• EXTRACTED ENTRIES:
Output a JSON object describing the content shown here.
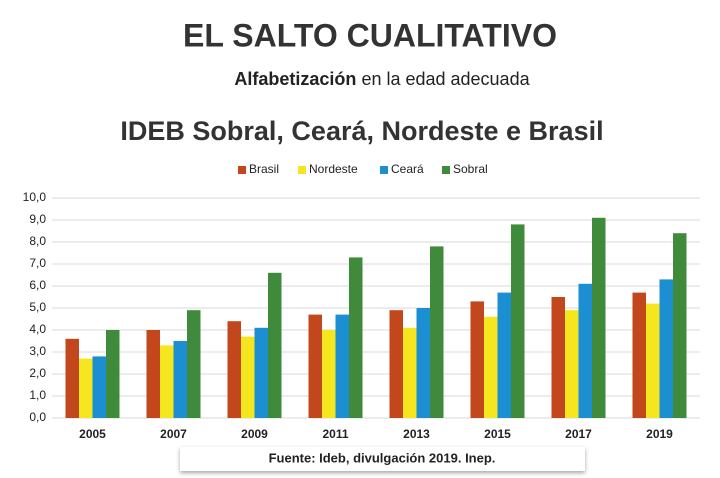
{
  "header": {
    "title": "EL SALTO CUALITATIVO",
    "subtitle": [
      "Alfabetización",
      "en la edad adecuada"
    ]
  },
  "chart_data": {
    "type": "bar",
    "title": "IDEB Sobral, Ceará, Nordeste e Brasil",
    "source": "Fuente: Ideb, divulgación 2019. Inep.",
    "categories": [
      "2005",
      "2007",
      "2009",
      "2011",
      "2013",
      "2015",
      "2017",
      "2019"
    ],
    "series": [
      {
        "name": "Brasil",
        "color": "#c2471d",
        "values": [
          3.6,
          4.0,
          4.4,
          4.7,
          4.9,
          5.3,
          5.5,
          5.7
        ]
      },
      {
        "name": "Nordeste",
        "color": "#f6e620",
        "values": [
          2.7,
          3.3,
          3.7,
          4.0,
          4.1,
          4.6,
          4.9,
          5.2
        ]
      },
      {
        "name": "Ceará",
        "color": "#1b8fd2",
        "values": [
          2.8,
          3.5,
          4.1,
          4.7,
          5.0,
          5.7,
          6.1,
          6.3
        ]
      },
      {
        "name": "Sobral",
        "color": "#3f8b3b",
        "values": [
          4.0,
          4.9,
          6.6,
          7.3,
          7.8,
          8.8,
          9.1,
          8.4
        ]
      }
    ],
    "ylim": [
      0,
      10
    ],
    "yticks": [
      {
        "value": 0,
        "label": "0,0"
      },
      {
        "value": 1,
        "label": "1,0"
      },
      {
        "value": 2,
        "label": "2,0"
      },
      {
        "value": 3,
        "label": "3,0"
      },
      {
        "value": 4,
        "label": "4,0"
      },
      {
        "value": 5,
        "label": "5,0"
      },
      {
        "value": 6,
        "label": "6,0"
      },
      {
        "value": 7,
        "label": "7,0"
      },
      {
        "value": 8,
        "label": "8,0"
      },
      {
        "value": 9,
        "label": "9,0"
      },
      {
        "value": 10,
        "label": "10,0"
      }
    ],
    "grid": true,
    "legend": "top"
  }
}
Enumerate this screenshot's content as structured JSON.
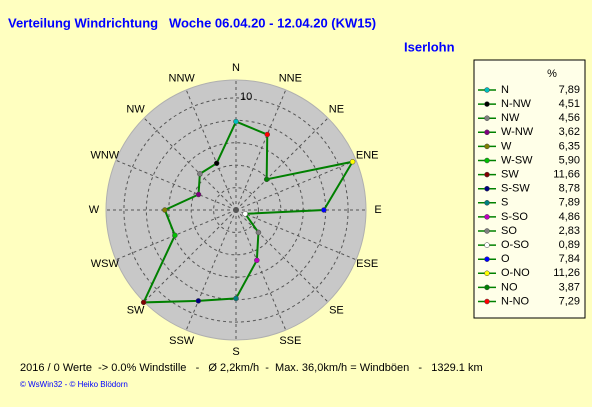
{
  "chart_data": {
    "type": "polar-line",
    "title": "Verteilung Windrichtung   Woche 06.04.20 - 12.04.20 (KW15)",
    "location": "Iserlohn",
    "direction_labels": [
      "N",
      "NNE",
      "NE",
      "ENE",
      "E",
      "ESE",
      "SE",
      "SSE",
      "S",
      "SSW",
      "SW",
      "WSW",
      "W",
      "WNW",
      "NW",
      "NNW"
    ],
    "series_direction": "counterclockwise",
    "legend_header": "%",
    "categories": [
      "N",
      "N-NW",
      "NW",
      "W-NW",
      "W",
      "W-SW",
      "SW",
      "S-SW",
      "S",
      "S-SO",
      "SO",
      "O-SO",
      "O",
      "O-NO",
      "NO",
      "N-NO"
    ],
    "values": [
      7.89,
      4.51,
      4.56,
      3.62,
      6.35,
      5.9,
      11.66,
      8.78,
      7.89,
      4.86,
      2.83,
      0.89,
      7.84,
      11.26,
      3.87,
      7.29
    ],
    "value_labels": [
      "7,89",
      "4,51",
      "4,56",
      "3,62",
      "6,35",
      "5,90",
      "11,66",
      "8,78",
      "7,89",
      "4,86",
      "2,83",
      "0,89",
      "7,84",
      "11,26",
      "3,87",
      "7,29"
    ],
    "point_colors": [
      "#00c0c0",
      "#000000",
      "#808080",
      "#800080",
      "#808000",
      "#00c000",
      "#800000",
      "#000080",
      "#008080",
      "#c000c0",
      "#808080",
      "#ffffff",
      "#0000ff",
      "#ffff00",
      "#008000",
      "#ff0000"
    ],
    "line_color": "#008000",
    "rlim": [
      0,
      11.6
    ],
    "rgrid": [
      2,
      4,
      6,
      8,
      10
    ],
    "rticks": [
      10
    ],
    "footer": "2016 / 0 Werte  -> 0.0% Windstille   -   Ø 2,2km/h  -  Max. 36,0km/h = Windböen   -   1329.1 km",
    "credit": "© WsWin32  - © Heiko Blödorn"
  }
}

• YOUR GOAL: Quote the preceding records in their entirety, excluding every picture.

• TASK OUTPUT:
Output a JSON object describing the content shown here.
{
  "header": {
    "title": "EL SALTO CUALITATIVO",
    "subtitle": [
      "Alfabetización",
      "en la edad adecuada"
    ]
  },
  "chart_data": {
    "type": "bar",
    "title": "IDEB Sobral, Ceará, Nordeste e Brasil",
    "source": "Fuente: Ideb, divulgación 2019. Inep.",
    "categories": [
      "2005",
      "2007",
      "2009",
      "2011",
      "2013",
      "2015",
      "2017",
      "2019"
    ],
    "series": [
      {
        "name": "Brasil",
        "color": "#c2471d",
        "values": [
          3.6,
          4.0,
          4.4,
          4.7,
          4.9,
          5.3,
          5.5,
          5.7
        ]
      },
      {
        "name": "Nordeste",
        "color": "#f6e620",
        "values": [
          2.7,
          3.3,
          3.7,
          4.0,
          4.1,
          4.6,
          4.9,
          5.2
        ]
      },
      {
        "name": "Ceará",
        "color": "#1b8fd2",
        "values": [
          2.8,
          3.5,
          4.1,
          4.7,
          5.0,
          5.7,
          6.1,
          6.3
        ]
      },
      {
        "name": "Sobral",
        "color": "#3f8b3b",
        "values": [
          4.0,
          4.9,
          6.6,
          7.3,
          7.8,
          8.8,
          9.1,
          8.4
        ]
      }
    ],
    "ylim": [
      0,
      10
    ],
    "yticks": [
      {
        "value": 0,
        "label": "0,0"
      },
      {
        "value": 1,
        "label": "1,0"
      },
      {
        "value": 2,
        "label": "2,0"
      },
      {
        "value": 3,
        "label": "3,0"
      },
      {
        "value": 4,
        "label": "4,0"
      },
      {
        "value": 5,
        "label": "5,0"
      },
      {
        "value": 6,
        "label": "6,0"
      },
      {
        "value": 7,
        "label": "7,0"
      },
      {
        "value": 8,
        "label": "8,0"
      },
      {
        "value": 9,
        "label": "9,0"
      },
      {
        "value": 10,
        "label": "10,0"
      }
    ],
    "grid": true,
    "legend": "top"
  }
}
Enumerate this screenshot's content as structured JSON.
{
  "chart_data": {
    "type": "polar-line",
    "title": "Verteilung Windrichtung   Woche 06.04.20 - 12.04.20 (KW15)",
    "location": "Iserlohn",
    "direction_labels": [
      "N",
      "NNE",
      "NE",
      "ENE",
      "E",
      "ESE",
      "SE",
      "SSE",
      "S",
      "SSW",
      "SW",
      "WSW",
      "W",
      "WNW",
      "NW",
      "NNW"
    ],
    "series_direction": "counterclockwise",
    "legend_header": "%",
    "categories": [
      "N",
      "N-NW",
      "NW",
      "W-NW",
      "W",
      "W-SW",
      "SW",
      "S-SW",
      "S",
      "S-SO",
      "SO",
      "O-SO",
      "O",
      "O-NO",
      "NO",
      "N-NO"
    ],
    "values": [
      7.89,
      4.51,
      4.56,
      3.62,
      6.35,
      5.9,
      11.66,
      8.78,
      7.89,
      4.86,
      2.83,
      0.89,
      7.84,
      11.26,
      3.87,
      7.29
    ],
    "value_labels": [
      "7,89",
      "4,51",
      "4,56",
      "3,62",
      "6,35",
      "5,90",
      "11,66",
      "8,78",
      "7,89",
      "4,86",
      "2,83",
      "0,89",
      "7,84",
      "11,26",
      "3,87",
      "7,29"
    ],
    "point_colors": [
      "#00c0c0",
      "#000000",
      "#808080",
      "#800080",
      "#808000",
      "#00c000",
      "#800000",
      "#000080",
      "#008080",
      "#c000c0",
      "#808080",
      "#ffffff",
      "#0000ff",
      "#ffff00",
      "#008000",
      "#ff0000"
    ],
    "line_color": "#008000",
    "rlim": [
      0,
      11.6
    ],
    "rgrid": [
      2,
      4,
      6,
      8,
      10
    ],
    "rticks": [
      10
    ],
    "footer": "2016 / 0 Werte  -> 0.0% Windstille   -   Ø 2,2km/h  -  Max. 36,0km/h = Windböen   -   1329.1 km",
    "credit": "© WsWin32  - © Heiko Blödorn"
  }
}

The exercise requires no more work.